Task brief — Examine the entries and show every line in which the word "People" is found.

Working data —
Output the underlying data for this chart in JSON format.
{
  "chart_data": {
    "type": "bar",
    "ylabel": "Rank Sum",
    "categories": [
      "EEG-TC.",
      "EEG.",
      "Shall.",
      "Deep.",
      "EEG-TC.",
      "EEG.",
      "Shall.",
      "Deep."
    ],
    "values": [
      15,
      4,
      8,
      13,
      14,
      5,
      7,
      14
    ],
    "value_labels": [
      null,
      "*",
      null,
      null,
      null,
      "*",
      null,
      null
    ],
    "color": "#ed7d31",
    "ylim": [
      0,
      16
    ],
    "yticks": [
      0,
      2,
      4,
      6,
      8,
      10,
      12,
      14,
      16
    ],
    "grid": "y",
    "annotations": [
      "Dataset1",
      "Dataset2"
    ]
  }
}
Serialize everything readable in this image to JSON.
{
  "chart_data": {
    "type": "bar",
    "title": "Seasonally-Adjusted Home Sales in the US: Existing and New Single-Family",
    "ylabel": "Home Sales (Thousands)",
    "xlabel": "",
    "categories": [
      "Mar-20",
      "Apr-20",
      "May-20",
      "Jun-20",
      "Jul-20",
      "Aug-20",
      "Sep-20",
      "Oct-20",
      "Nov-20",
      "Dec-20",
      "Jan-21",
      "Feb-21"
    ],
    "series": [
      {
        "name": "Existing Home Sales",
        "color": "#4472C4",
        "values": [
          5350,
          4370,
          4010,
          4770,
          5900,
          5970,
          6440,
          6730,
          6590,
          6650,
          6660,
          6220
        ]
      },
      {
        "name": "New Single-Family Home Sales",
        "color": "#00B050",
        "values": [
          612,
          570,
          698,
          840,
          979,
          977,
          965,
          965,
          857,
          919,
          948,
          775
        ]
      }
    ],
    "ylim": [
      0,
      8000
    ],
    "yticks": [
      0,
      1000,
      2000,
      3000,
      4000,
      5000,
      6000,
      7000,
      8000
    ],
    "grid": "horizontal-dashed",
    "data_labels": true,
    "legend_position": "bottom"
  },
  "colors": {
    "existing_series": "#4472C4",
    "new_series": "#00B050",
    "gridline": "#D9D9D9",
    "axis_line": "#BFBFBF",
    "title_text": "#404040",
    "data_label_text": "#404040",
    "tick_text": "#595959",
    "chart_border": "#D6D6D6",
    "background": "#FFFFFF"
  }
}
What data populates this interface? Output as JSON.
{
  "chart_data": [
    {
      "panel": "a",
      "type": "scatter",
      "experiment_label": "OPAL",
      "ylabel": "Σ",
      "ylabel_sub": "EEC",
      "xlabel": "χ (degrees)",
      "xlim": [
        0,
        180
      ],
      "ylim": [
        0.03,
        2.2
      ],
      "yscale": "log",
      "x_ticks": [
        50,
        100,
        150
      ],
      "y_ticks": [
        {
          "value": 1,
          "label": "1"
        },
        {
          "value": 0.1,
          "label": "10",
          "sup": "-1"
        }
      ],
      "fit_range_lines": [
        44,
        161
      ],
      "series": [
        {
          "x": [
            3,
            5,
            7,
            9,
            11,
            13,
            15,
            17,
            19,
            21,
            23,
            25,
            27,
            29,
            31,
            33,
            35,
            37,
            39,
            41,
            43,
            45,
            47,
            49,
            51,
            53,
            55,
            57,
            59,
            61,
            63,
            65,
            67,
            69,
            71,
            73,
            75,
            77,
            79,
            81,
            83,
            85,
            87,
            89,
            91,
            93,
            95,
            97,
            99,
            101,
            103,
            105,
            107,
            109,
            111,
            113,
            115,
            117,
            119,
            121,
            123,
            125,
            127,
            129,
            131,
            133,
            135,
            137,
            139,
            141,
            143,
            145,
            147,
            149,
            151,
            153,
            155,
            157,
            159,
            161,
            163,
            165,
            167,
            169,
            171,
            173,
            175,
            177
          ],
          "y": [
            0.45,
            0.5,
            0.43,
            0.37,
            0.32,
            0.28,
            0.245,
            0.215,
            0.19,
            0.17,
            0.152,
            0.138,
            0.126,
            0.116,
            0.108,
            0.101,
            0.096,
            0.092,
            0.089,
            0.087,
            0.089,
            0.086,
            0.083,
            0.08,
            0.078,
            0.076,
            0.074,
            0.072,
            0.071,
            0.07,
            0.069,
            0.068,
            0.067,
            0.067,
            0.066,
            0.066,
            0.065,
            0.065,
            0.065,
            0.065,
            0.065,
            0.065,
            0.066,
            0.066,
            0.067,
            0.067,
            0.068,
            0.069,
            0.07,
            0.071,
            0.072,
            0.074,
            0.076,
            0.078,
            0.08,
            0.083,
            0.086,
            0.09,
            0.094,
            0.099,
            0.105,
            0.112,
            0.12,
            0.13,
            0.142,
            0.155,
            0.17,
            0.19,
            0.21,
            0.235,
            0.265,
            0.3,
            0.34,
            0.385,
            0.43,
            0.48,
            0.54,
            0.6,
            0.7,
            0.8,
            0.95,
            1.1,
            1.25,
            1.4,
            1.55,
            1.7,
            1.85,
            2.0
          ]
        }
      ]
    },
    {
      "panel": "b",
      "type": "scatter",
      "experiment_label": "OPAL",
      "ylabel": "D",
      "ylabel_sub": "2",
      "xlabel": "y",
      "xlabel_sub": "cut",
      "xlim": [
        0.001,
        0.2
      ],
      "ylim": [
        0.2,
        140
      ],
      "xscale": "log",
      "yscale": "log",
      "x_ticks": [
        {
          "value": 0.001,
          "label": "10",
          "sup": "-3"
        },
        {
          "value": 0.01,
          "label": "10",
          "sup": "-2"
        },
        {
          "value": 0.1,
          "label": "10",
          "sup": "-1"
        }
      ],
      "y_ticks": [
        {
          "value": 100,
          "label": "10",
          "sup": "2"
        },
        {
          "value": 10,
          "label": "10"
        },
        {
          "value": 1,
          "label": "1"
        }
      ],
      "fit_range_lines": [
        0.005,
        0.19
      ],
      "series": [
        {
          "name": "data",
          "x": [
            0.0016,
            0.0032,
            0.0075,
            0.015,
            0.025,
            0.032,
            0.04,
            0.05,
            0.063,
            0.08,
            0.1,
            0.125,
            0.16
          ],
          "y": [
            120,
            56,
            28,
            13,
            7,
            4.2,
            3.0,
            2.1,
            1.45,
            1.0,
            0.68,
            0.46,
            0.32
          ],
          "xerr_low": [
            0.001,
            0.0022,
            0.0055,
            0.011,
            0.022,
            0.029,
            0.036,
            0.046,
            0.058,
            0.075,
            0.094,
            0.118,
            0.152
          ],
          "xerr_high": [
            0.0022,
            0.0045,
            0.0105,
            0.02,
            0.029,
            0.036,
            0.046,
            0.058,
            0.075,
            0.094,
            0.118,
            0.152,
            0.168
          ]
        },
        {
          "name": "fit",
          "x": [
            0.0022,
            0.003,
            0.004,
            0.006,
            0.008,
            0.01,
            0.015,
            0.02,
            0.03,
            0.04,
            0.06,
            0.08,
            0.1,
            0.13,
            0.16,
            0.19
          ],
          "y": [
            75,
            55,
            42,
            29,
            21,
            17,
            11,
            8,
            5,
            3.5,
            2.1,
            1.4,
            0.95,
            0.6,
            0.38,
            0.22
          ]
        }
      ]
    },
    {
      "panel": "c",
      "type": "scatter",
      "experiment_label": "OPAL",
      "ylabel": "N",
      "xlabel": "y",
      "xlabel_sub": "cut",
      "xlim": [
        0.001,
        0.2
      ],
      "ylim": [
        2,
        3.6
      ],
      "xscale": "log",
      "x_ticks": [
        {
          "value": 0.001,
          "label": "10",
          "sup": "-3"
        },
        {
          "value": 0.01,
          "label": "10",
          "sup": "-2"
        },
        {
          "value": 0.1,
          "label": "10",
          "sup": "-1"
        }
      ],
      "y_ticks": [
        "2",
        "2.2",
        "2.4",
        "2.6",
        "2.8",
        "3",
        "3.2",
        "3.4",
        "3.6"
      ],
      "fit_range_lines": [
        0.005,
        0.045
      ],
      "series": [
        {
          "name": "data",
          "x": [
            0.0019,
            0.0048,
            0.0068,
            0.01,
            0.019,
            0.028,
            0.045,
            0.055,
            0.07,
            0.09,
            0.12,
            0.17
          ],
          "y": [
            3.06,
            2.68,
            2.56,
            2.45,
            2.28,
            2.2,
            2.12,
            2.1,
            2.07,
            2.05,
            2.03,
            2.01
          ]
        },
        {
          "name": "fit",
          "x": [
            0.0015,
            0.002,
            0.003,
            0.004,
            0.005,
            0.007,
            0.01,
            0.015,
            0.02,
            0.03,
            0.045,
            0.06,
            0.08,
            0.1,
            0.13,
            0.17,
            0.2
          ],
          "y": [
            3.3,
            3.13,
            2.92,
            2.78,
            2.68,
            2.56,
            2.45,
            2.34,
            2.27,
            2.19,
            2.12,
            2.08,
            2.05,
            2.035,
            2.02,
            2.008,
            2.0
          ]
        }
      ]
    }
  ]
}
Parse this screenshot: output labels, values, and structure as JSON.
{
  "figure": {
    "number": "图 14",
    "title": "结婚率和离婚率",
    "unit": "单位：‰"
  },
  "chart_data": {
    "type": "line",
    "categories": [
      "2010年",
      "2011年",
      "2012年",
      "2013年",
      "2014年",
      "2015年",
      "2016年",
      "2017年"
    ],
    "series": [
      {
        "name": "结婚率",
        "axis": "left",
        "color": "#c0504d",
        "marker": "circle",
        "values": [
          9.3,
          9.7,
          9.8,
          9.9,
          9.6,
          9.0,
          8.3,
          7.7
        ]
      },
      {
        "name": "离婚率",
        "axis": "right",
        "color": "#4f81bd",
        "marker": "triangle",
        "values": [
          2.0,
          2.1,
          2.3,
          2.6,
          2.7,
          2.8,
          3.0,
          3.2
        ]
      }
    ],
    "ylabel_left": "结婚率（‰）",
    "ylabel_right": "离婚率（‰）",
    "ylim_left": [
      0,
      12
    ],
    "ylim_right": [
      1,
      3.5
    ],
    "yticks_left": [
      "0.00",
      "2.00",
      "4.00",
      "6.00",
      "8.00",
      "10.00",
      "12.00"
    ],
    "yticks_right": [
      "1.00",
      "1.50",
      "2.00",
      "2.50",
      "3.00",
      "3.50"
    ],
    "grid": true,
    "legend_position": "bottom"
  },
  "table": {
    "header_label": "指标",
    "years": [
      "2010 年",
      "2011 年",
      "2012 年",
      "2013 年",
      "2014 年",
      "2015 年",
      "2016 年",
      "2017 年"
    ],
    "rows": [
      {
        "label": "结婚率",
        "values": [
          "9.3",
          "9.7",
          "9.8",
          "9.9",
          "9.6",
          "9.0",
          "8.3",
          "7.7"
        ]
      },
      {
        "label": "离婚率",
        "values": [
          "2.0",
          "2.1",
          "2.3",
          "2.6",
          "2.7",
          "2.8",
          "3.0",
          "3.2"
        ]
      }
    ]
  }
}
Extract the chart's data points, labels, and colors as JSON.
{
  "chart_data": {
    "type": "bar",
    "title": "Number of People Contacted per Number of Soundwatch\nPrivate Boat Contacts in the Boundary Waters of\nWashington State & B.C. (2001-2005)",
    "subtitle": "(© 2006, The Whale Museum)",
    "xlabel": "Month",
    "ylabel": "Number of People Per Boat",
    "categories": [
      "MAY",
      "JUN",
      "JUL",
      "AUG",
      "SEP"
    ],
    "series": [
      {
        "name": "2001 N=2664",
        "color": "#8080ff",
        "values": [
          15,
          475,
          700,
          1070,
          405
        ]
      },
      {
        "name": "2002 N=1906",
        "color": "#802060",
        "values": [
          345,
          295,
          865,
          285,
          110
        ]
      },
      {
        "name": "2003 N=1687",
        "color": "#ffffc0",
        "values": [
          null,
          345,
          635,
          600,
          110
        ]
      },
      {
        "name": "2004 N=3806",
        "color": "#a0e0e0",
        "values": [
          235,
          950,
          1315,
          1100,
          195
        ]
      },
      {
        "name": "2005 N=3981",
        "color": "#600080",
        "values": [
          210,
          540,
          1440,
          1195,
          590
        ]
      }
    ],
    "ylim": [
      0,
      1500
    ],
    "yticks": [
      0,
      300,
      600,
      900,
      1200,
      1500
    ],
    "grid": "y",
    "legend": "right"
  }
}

Answer to the problem —
    "title": "Number of People Contacted per Number of Soundwatch\nPrivate Boat Contacts in the Boundary Waters of\nWashington State & B.C. (2001-2005)",
    "ylabel": "Number of People Per Boat",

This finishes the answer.